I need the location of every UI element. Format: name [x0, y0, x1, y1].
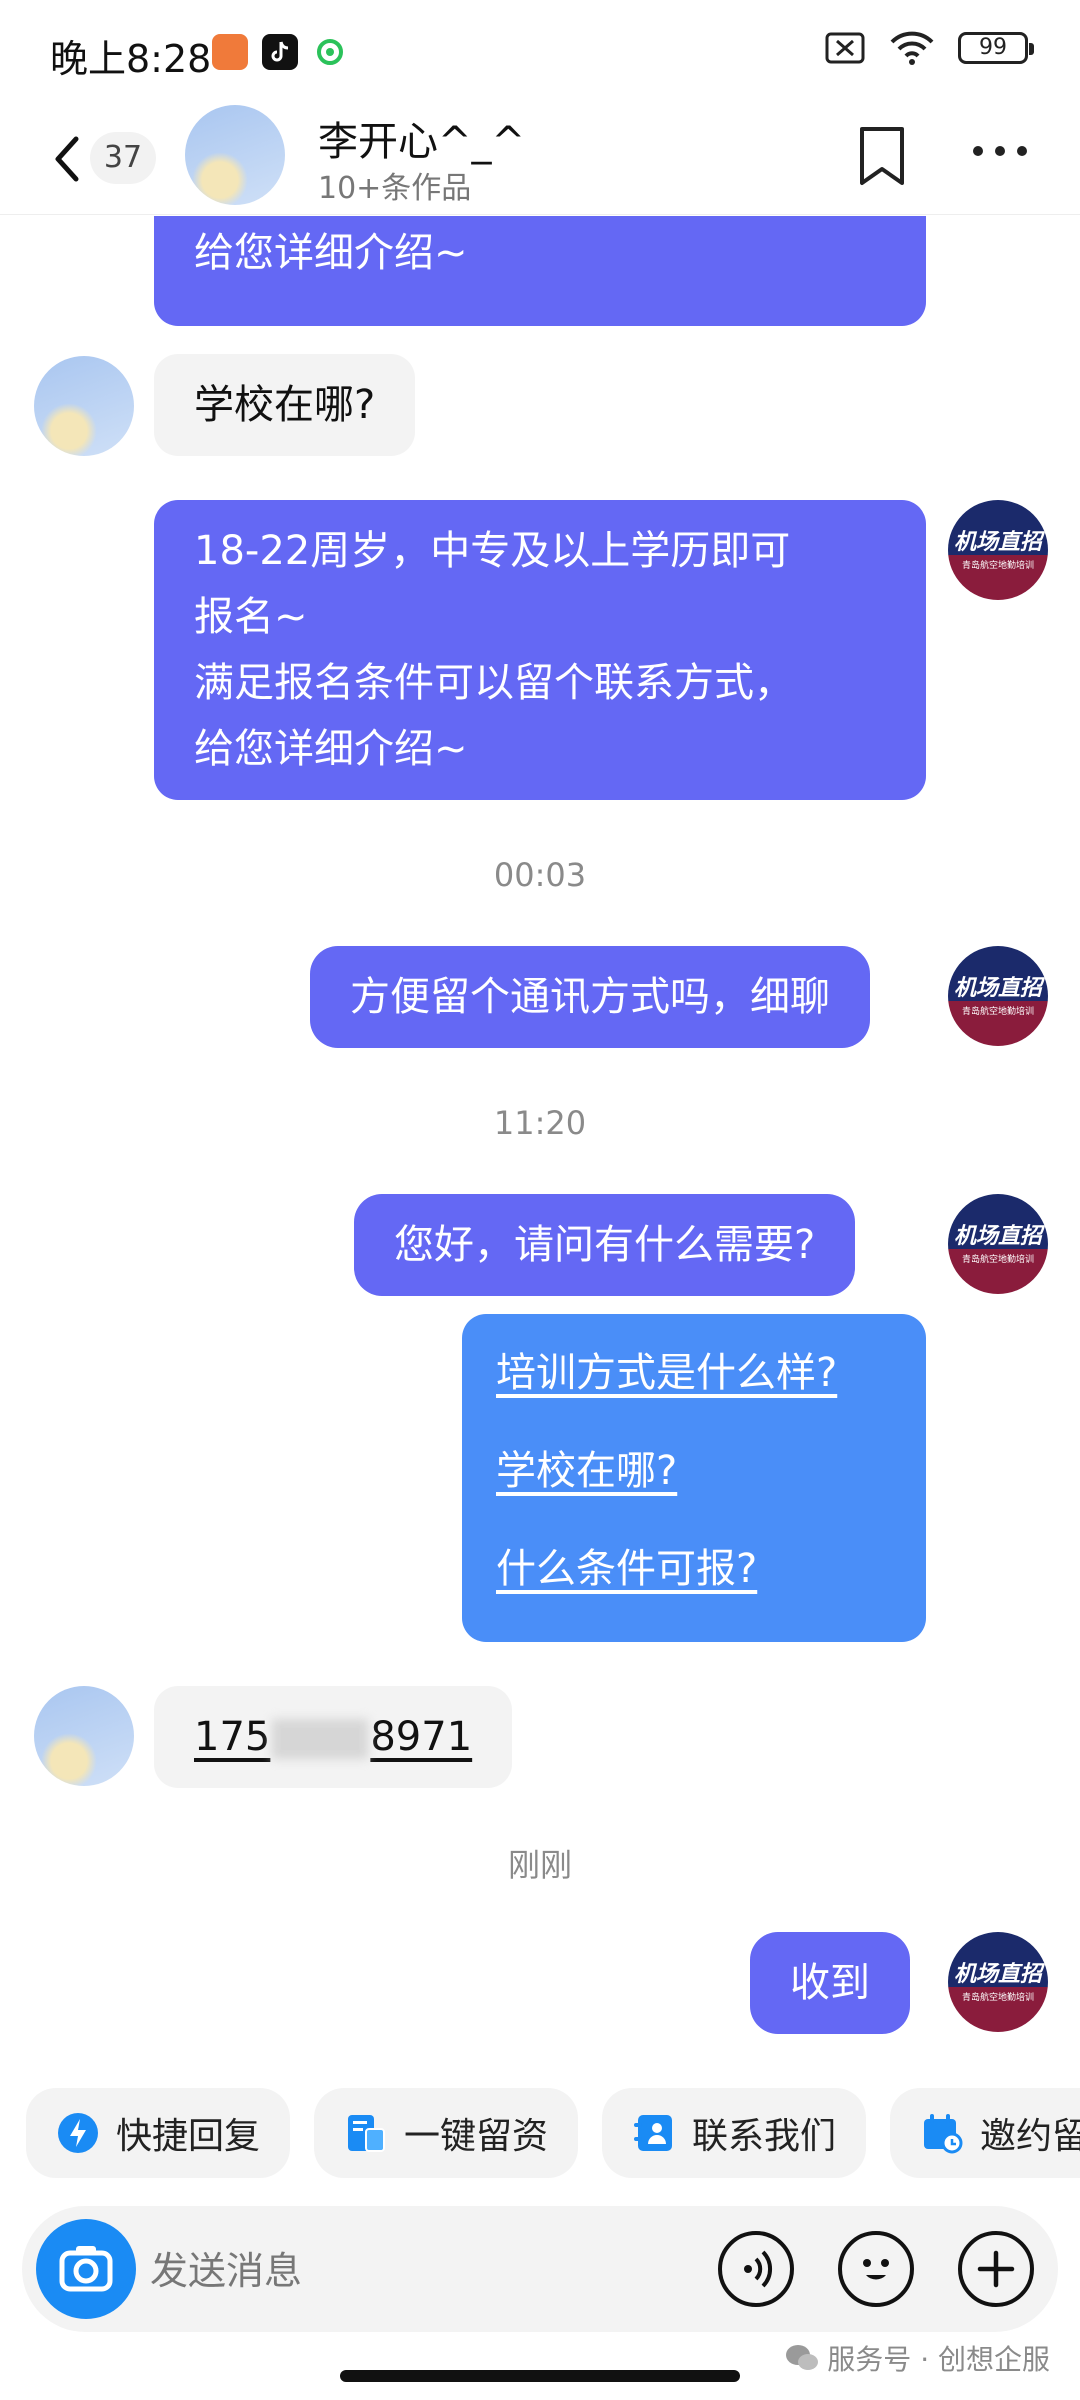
quick-action-bar: 快捷回复 一键留资 联系我们 邀约留 [26, 2088, 1080, 2178]
contact-avatar[interactable] [185, 105, 285, 205]
timestamp: 11:20 [493, 1104, 587, 1142]
bookmark-icon[interactable] [854, 125, 910, 187]
appointment-button[interactable]: 邀约留 [890, 2088, 1080, 2178]
phone-number-link[interactable]: 175 8971 [194, 1714, 472, 1760]
plus-icon [977, 2250, 1015, 2288]
battery-indicator: 99 [958, 32, 1034, 64]
message-text: 学校在哪? [194, 382, 376, 428]
question-link[interactable]: 培训方式是什么样? [496, 1340, 837, 1398]
wifi-icon [890, 31, 934, 65]
message-text: 给您详细介绍~ [194, 230, 468, 276]
message-bubble-outgoing[interactable]: 18-22周岁，中专及以上学历即可 报名~ 满足报名条件可以留个联系方式， 给您… [154, 500, 926, 800]
contact-icon [634, 2115, 673, 2151]
unread-count-badge: 37 [90, 132, 156, 184]
contact-avatar-small[interactable] [34, 356, 134, 456]
contact-name[interactable]: 李开心^_^ [318, 109, 525, 167]
leave-contact-button[interactable]: 一键留资 [314, 2088, 579, 2178]
form-icon [348, 2115, 386, 2152]
voice-icon [744, 2250, 773, 2288]
message-text-line: 18-22周岁，中专及以上学历即可 [194, 528, 791, 574]
quick-reply-button[interactable]: 快捷回复 [26, 2088, 291, 2178]
message-text-line: 满足报名条件可以留个联系方式， [194, 660, 794, 706]
message-text: 方便留个通讯方式吗，细聊 [350, 974, 830, 1020]
wechat-icon [786, 2345, 819, 2370]
emoji-icon [863, 2259, 889, 2280]
contact-us-button[interactable]: 联系我们 [602, 2088, 867, 2178]
lightning-icon [58, 2113, 98, 2153]
message-text: 您好，请问有什么需要? [394, 1222, 816, 1268]
home-indicator[interactable] [340, 2370, 740, 2382]
status-bar: 晚上8:28 99 [0, 0, 1080, 105]
tiktok-icon [262, 34, 298, 70]
message-bubble-outgoing[interactable]: 给您详细介绍~ [154, 216, 926, 326]
contact-subtitle[interactable]: 10+条作品 [318, 163, 471, 207]
my-avatar[interactable]: 机场直招 青岛航空地勤培训 [948, 500, 1048, 600]
message-text-line: 给您详细介绍~ [194, 726, 468, 772]
sim-off-icon [825, 32, 865, 64]
message-input[interactable]: 发送消息 [150, 2240, 302, 2295]
quick-question-card: 培训方式是什么样? 学校在哪? 什么条件可报? [462, 1314, 926, 1642]
emoji-button[interactable] [838, 2231, 914, 2307]
camera-button[interactable] [36, 2219, 136, 2319]
more-button[interactable] [958, 2231, 1034, 2307]
timestamp: 00:03 [493, 856, 587, 894]
green-dot-icon [312, 34, 348, 70]
my-avatar[interactable]: 机场直招 青岛航空地勤培训 [948, 1932, 1048, 2032]
chat-header: 37 李开心^_^ 10+条作品 [0, 105, 1080, 215]
status-time: 晚上8:28 [50, 37, 212, 81]
message-input-bar: 发送消息 [22, 2206, 1058, 2332]
message-text: 收到 [790, 1960, 870, 2006]
shopping-app-icon [212, 34, 248, 70]
message-bubble-outgoing[interactable]: 收到 [750, 1932, 910, 2034]
more-options-icon[interactable] [970, 141, 1030, 161]
my-avatar[interactable]: 机场直招 青岛航空地勤培训 [948, 1194, 1048, 1294]
message-bubble-outgoing[interactable]: 方便留个通讯方式吗，细聊 [310, 946, 870, 1048]
message-text-line: 报名~ [194, 594, 308, 640]
message-bubble-outgoing[interactable]: 您好，请问有什么需要? [354, 1194, 856, 1296]
watermark: 服务号 · 创想企服 [785, 2338, 1050, 2378]
camera-icon [59, 2246, 113, 2292]
question-link[interactable]: 学校在哪? [496, 1438, 677, 1496]
question-link[interactable]: 什么条件可报? [496, 1536, 757, 1594]
message-bubble-incoming[interactable]: 学校在哪? [154, 354, 416, 456]
redacted-digits [272, 1719, 369, 1759]
back-icon[interactable] [46, 131, 96, 187]
message-list[interactable]: 给您详细介绍~ 学校在哪? 18-22周岁，中专及以上学历即可 报名~ 满足报名… [0, 216, 1080, 2086]
my-avatar[interactable]: 机场直招 青岛航空地勤培训 [948, 946, 1048, 1046]
message-bubble-incoming[interactable]: 175 8971 [154, 1686, 513, 1788]
calendar-icon [924, 2114, 963, 2154]
contact-avatar-small[interactable] [34, 1686, 134, 1786]
voice-button[interactable] [718, 2231, 794, 2307]
timestamp: 刚刚 [507, 1846, 572, 1884]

======

__The problem__. Reproduce the listing word for word, beginning at the line that contains "quick-action-bar: 快捷回复 一键留资" and stopping after the line that contains "message-input-bar: 发送消息 [22, 2206, 1058, 2332]".

__Completed exercise__.
quick-action-bar: 快捷回复 一键留资 联系我们 邀约留 [26, 2088, 1080, 2178]
contact-avatar[interactable] [185, 105, 285, 205]
timestamp: 11:20 [493, 1104, 587, 1142]
bookmark-icon[interactable] [854, 125, 910, 187]
appointment-button[interactable]: 邀约留 [890, 2088, 1080, 2178]
phone-number-link[interactable]: 175 8971 [194, 1714, 472, 1760]
plus-icon [977, 2250, 1015, 2288]
battery-indicator: 99 [958, 32, 1034, 64]
message-text: 学校在哪? [194, 382, 376, 428]
question-link[interactable]: 培训方式是什么样? [496, 1340, 837, 1398]
wifi-icon [890, 31, 934, 65]
message-text: 给您详细介绍~ [194, 230, 468, 276]
message-bubble-outgoing[interactable]: 18-22周岁，中专及以上学历即可 报名~ 满足报名条件可以留个联系方式， 给您… [154, 500, 926, 800]
contact-icon [634, 2115, 673, 2151]
unread-count-badge: 37 [90, 132, 156, 184]
contact-avatar-small[interactable] [34, 356, 134, 456]
contact-name[interactable]: 李开心^_^ [318, 109, 525, 167]
leave-contact-button[interactable]: 一键留资 [314, 2088, 579, 2178]
form-icon [348, 2115, 386, 2152]
voice-icon [744, 2250, 773, 2288]
message-text-line: 18-22周岁，中专及以上学历即可 [194, 528, 791, 574]
quick-reply-button[interactable]: 快捷回复 [26, 2088, 291, 2178]
message-text-line: 满足报名条件可以留个联系方式， [194, 660, 794, 706]
message-text: 方便留个通讯方式吗，细聊 [350, 974, 830, 1020]
wechat-icon [786, 2345, 819, 2370]
emoji-icon [863, 2259, 889, 2280]
contact-us-button[interactable]: 联系我们 [602, 2088, 867, 2178]
lightning-icon [58, 2113, 98, 2153]
message-text: 您好，请问有什么需要? [394, 1222, 816, 1268]
home-indicator[interactable] [340, 2370, 740, 2382]
status-bar: 晚上8:28 99 [0, 0, 1080, 105]
tiktok-icon [262, 34, 298, 70]
message-bubble-outgoing[interactable]: 给您详细介绍~ [154, 216, 926, 326]
contact-subtitle[interactable]: 10+条作品 [318, 163, 471, 207]
my-avatar[interactable]: 机场直招 青岛航空地勤培训 [948, 500, 1048, 600]
message-text-line: 给您详细介绍~ [194, 726, 468, 772]
sim-off-icon [825, 32, 865, 64]
message-input[interactable]: 发送消息 [150, 2240, 302, 2295]
quick-question-card: 培训方式是什么样? 学校在哪? 什么条件可报? [462, 1314, 926, 1642]
emoji-button[interactable] [838, 2231, 914, 2307]
camera-button[interactable] [36, 2219, 136, 2319]
more-button[interactable] [958, 2231, 1034, 2307]
timestamp: 00:03 [493, 856, 587, 894]
green-dot-icon [312, 34, 348, 70]
my-avatar[interactable]: 机场直招 青岛航空地勤培训 [948, 1932, 1048, 2032]
chat-header: 37 李开心^_^ 10+条作品 [0, 105, 1080, 215]
status-time: 晚上8:28 [50, 37, 212, 81]
message-input-bar: 发送消息 [22, 2206, 1058, 2332]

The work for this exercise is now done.